*Given request:* Tally the lines in these records that hold the string "document", and reply with the number alone.

*Provided data:*
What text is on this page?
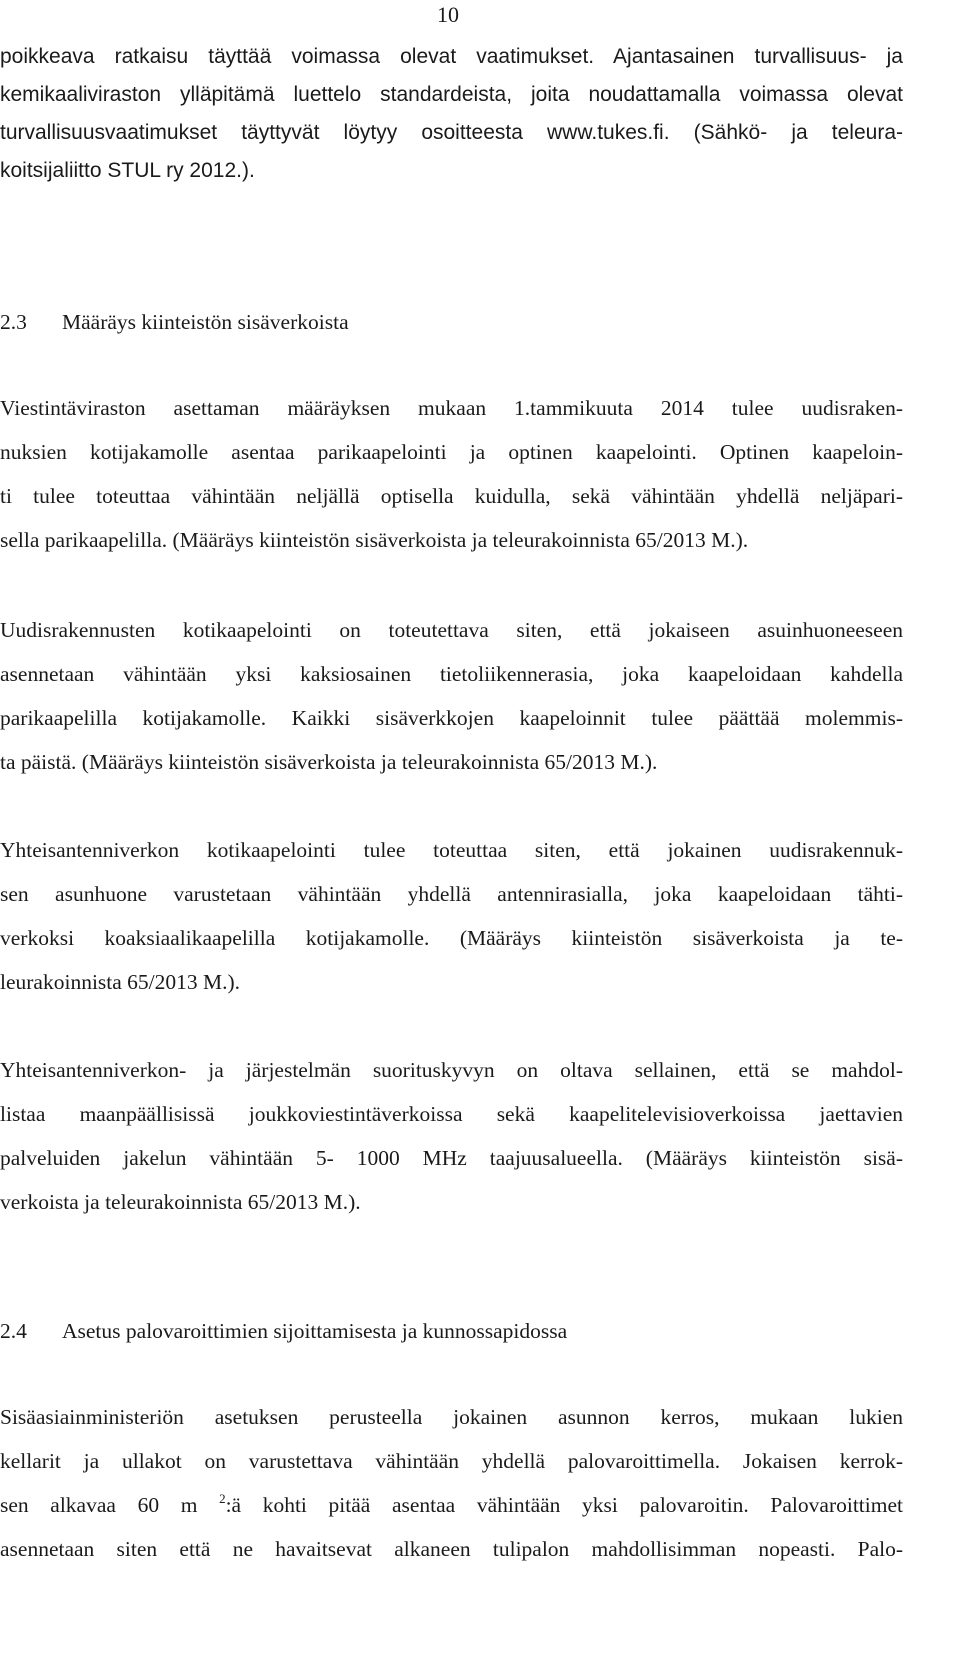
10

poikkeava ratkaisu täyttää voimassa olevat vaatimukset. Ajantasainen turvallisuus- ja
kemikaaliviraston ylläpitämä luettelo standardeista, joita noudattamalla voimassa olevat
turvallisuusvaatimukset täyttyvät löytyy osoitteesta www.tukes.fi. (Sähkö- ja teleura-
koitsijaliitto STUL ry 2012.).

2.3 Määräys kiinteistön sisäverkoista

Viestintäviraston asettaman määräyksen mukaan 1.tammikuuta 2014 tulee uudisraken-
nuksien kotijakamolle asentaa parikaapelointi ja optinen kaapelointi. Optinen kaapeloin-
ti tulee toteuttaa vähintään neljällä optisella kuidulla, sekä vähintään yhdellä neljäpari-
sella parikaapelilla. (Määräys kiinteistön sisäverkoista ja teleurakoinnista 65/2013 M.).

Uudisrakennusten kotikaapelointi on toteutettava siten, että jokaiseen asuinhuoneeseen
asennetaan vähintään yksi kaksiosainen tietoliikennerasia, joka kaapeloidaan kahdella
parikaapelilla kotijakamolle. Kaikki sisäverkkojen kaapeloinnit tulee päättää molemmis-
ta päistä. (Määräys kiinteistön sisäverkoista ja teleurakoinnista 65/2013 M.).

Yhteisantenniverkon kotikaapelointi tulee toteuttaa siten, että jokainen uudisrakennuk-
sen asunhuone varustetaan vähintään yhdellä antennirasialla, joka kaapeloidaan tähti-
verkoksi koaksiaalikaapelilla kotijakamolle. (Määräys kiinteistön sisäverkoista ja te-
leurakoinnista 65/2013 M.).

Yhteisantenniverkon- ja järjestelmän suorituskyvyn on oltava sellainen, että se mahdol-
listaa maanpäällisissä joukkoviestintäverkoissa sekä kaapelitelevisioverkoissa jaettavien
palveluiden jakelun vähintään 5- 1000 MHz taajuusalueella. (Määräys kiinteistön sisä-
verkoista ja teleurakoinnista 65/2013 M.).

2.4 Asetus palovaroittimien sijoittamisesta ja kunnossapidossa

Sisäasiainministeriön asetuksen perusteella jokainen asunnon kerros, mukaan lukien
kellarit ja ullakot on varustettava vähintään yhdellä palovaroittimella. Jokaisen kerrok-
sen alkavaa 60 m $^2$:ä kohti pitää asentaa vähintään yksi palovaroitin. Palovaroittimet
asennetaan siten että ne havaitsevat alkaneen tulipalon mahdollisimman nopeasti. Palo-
==
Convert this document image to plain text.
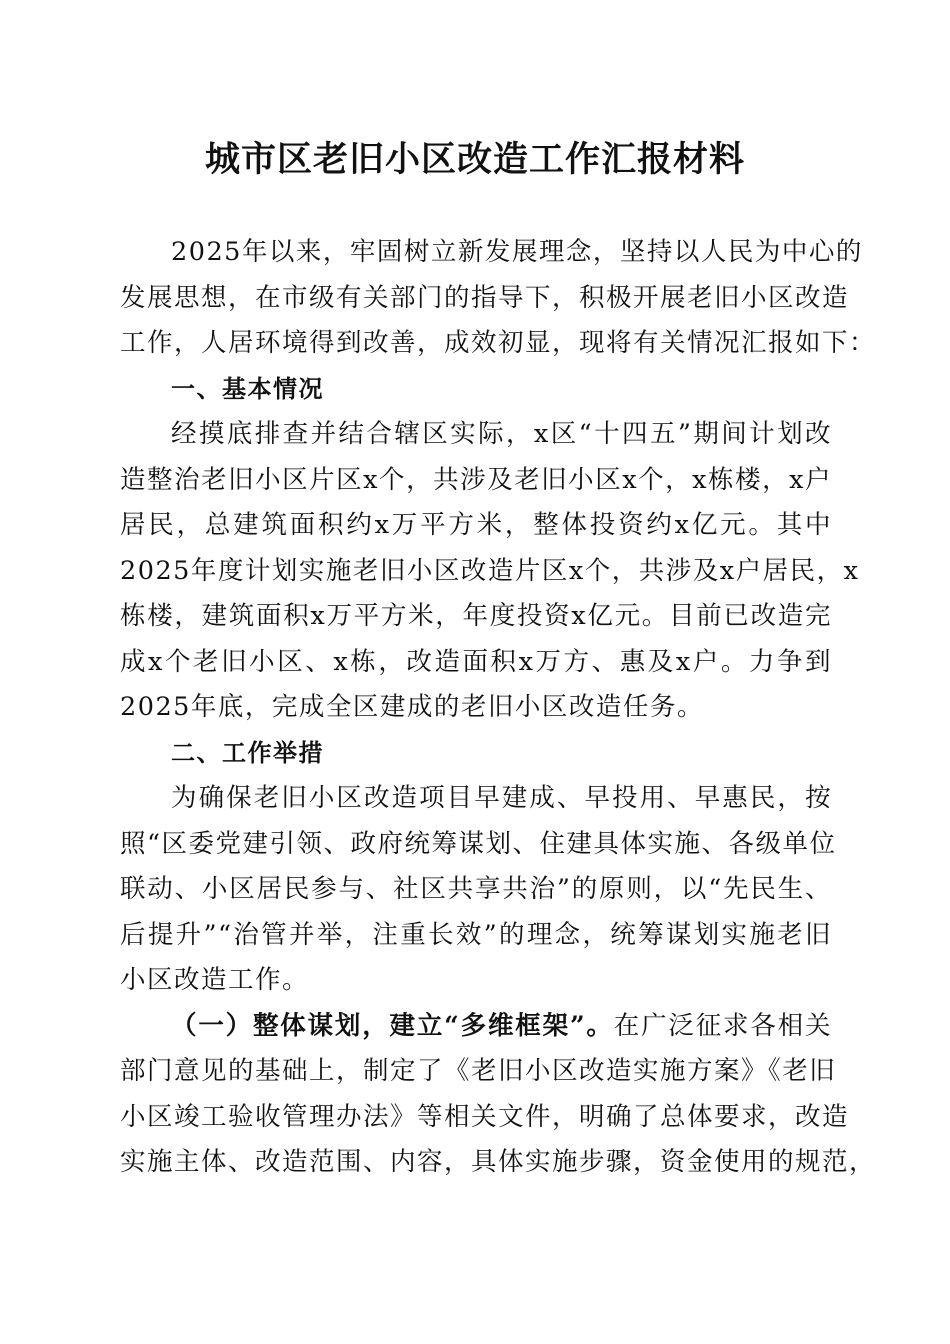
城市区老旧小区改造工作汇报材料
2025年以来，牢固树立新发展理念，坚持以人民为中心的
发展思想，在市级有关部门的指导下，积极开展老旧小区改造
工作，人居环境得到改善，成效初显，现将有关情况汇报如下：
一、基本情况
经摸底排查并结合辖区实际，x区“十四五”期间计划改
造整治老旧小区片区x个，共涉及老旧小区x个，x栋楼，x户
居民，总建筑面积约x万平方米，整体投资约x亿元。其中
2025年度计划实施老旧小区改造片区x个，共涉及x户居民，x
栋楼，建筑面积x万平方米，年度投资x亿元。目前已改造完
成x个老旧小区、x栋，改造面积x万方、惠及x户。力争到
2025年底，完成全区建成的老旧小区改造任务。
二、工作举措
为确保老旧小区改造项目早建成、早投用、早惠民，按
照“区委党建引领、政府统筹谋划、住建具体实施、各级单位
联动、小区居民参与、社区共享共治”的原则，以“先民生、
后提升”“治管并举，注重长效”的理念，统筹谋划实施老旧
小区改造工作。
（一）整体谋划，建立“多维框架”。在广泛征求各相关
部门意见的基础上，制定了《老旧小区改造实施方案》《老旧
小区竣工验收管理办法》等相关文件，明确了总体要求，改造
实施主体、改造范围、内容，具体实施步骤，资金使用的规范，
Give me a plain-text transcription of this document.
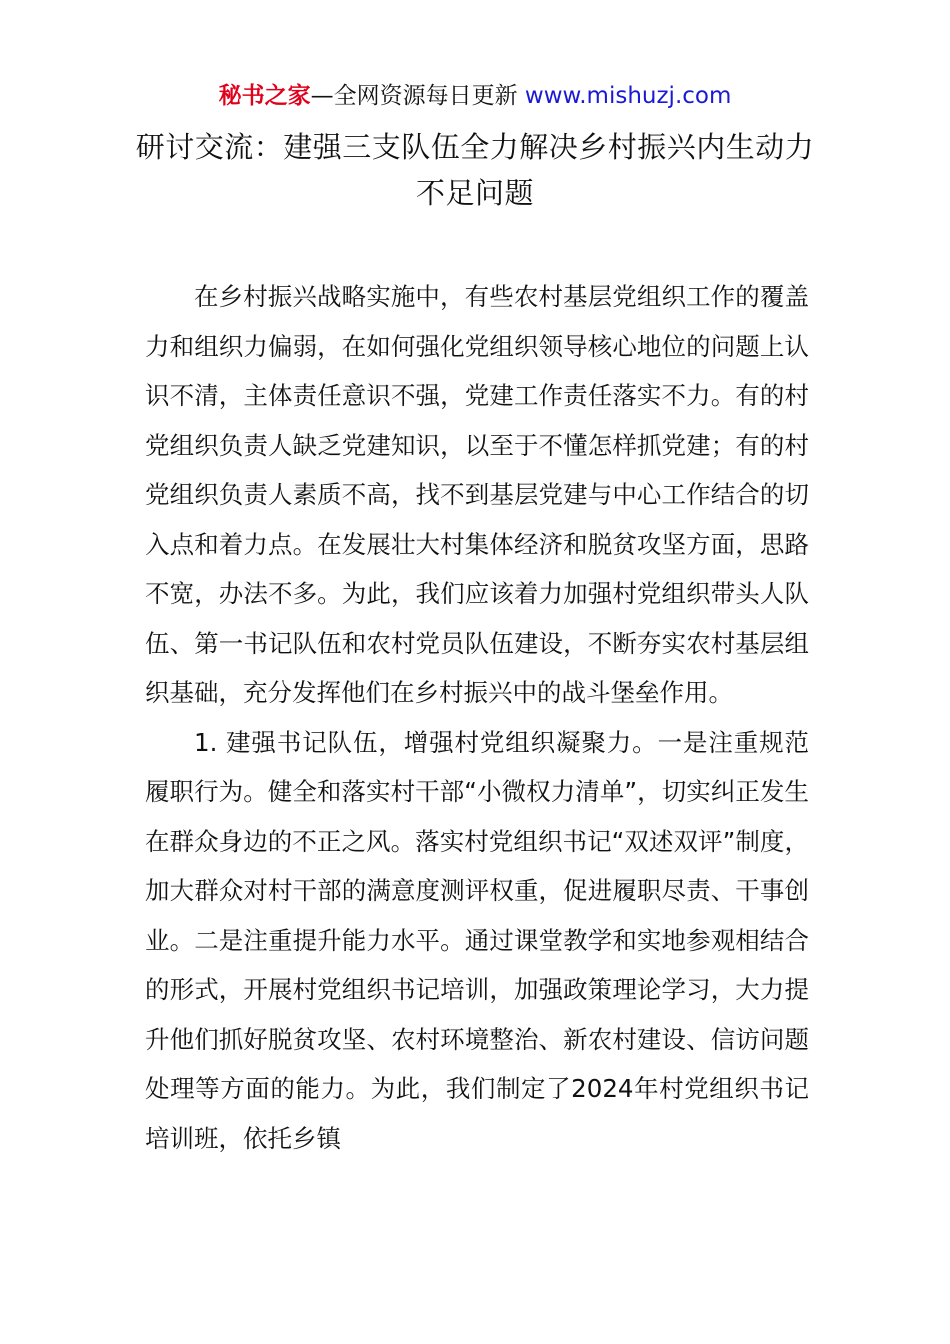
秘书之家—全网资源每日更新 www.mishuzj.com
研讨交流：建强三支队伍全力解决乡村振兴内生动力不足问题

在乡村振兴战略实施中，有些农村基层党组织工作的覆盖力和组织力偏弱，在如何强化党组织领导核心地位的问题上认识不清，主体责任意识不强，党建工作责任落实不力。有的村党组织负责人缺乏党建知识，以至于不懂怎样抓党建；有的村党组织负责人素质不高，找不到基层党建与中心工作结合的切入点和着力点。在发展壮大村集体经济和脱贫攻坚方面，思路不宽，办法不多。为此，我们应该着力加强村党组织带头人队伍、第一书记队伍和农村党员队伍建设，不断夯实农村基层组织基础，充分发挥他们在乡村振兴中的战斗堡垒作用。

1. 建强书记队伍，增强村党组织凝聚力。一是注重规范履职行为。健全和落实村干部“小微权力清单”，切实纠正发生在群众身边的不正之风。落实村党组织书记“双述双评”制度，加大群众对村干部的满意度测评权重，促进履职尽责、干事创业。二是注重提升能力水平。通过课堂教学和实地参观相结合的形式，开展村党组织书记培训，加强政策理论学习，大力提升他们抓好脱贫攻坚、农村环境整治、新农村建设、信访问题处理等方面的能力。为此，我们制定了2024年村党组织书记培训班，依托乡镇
...
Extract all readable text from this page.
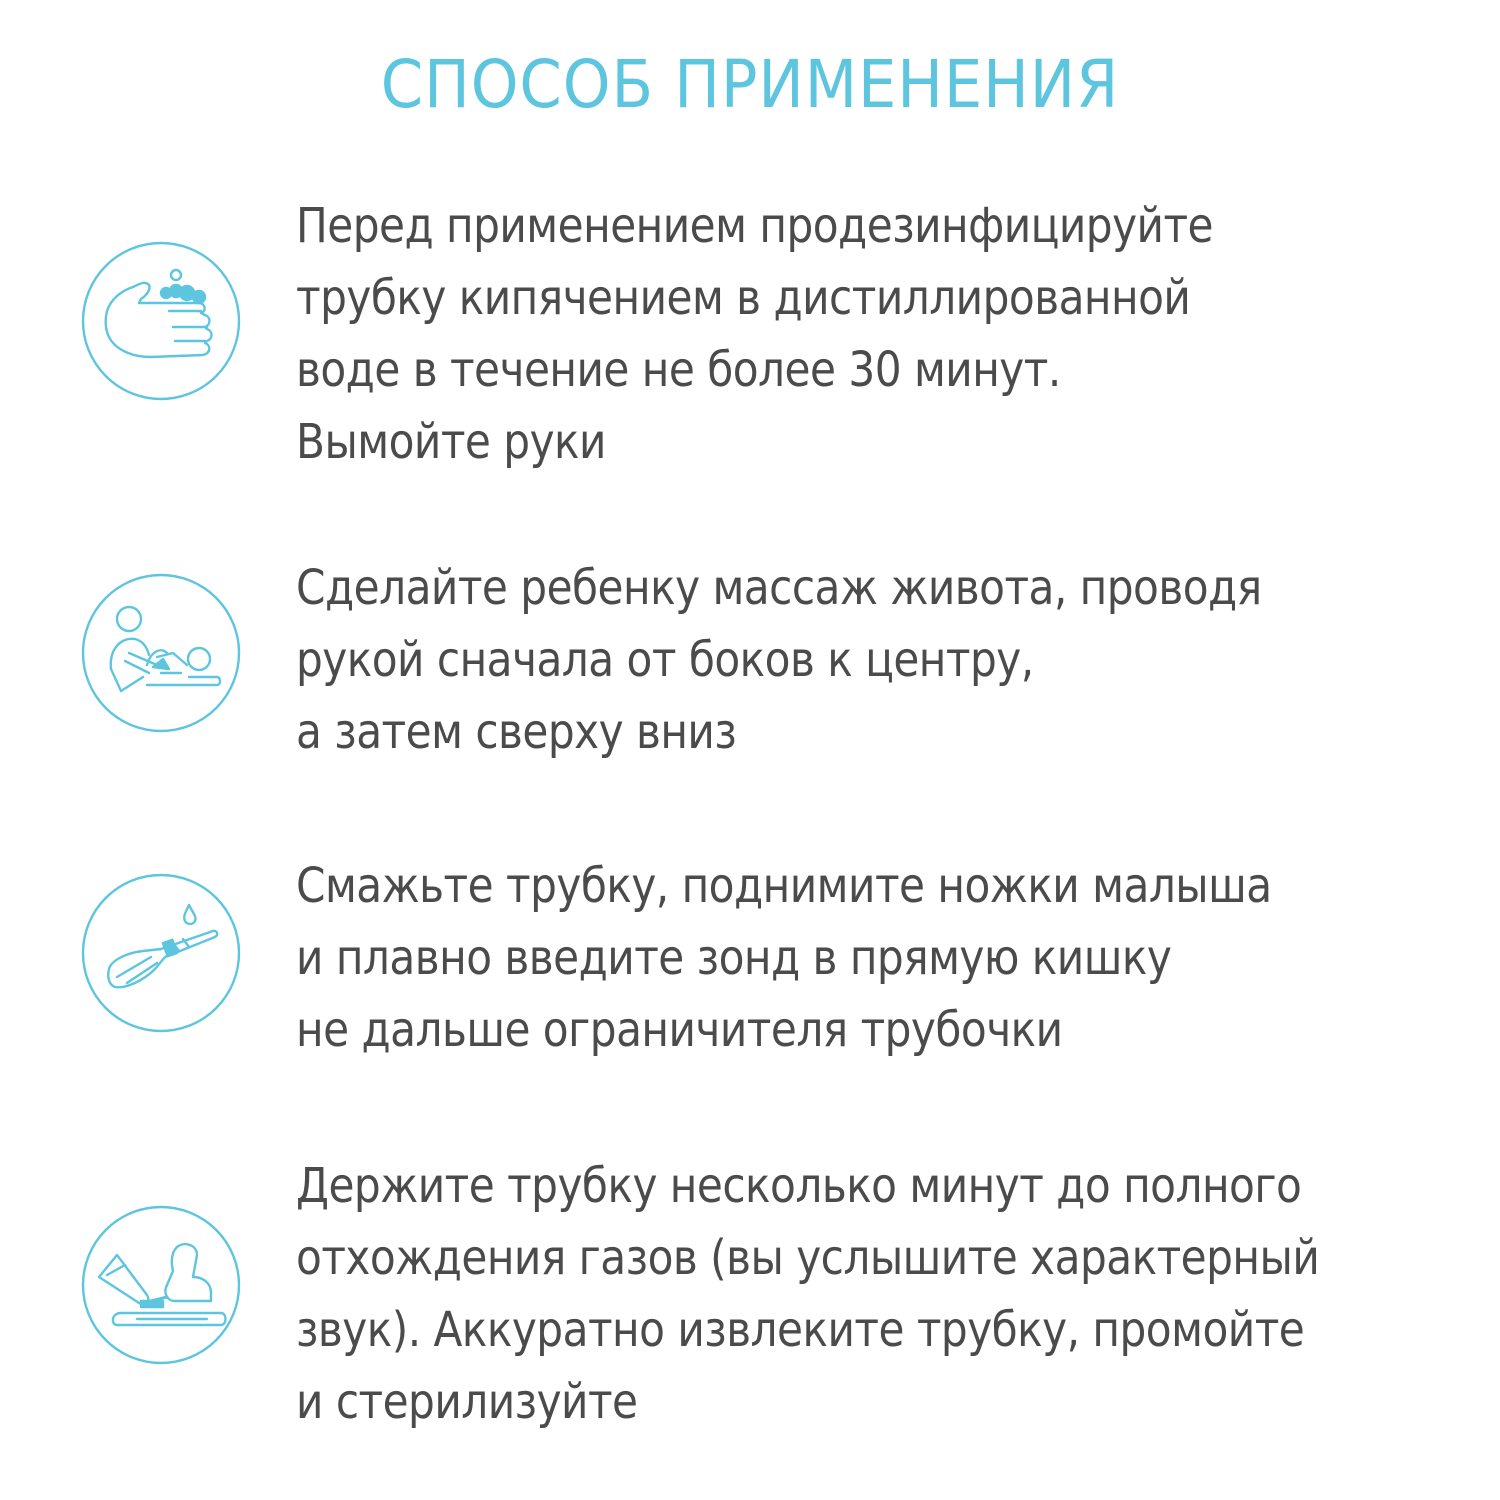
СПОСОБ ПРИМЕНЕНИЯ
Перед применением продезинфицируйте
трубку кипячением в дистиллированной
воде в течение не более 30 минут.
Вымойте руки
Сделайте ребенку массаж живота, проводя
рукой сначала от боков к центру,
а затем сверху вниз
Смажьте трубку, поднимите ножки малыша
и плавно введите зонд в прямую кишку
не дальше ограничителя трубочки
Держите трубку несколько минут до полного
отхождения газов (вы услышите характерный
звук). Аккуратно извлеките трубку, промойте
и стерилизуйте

*Final result:* 2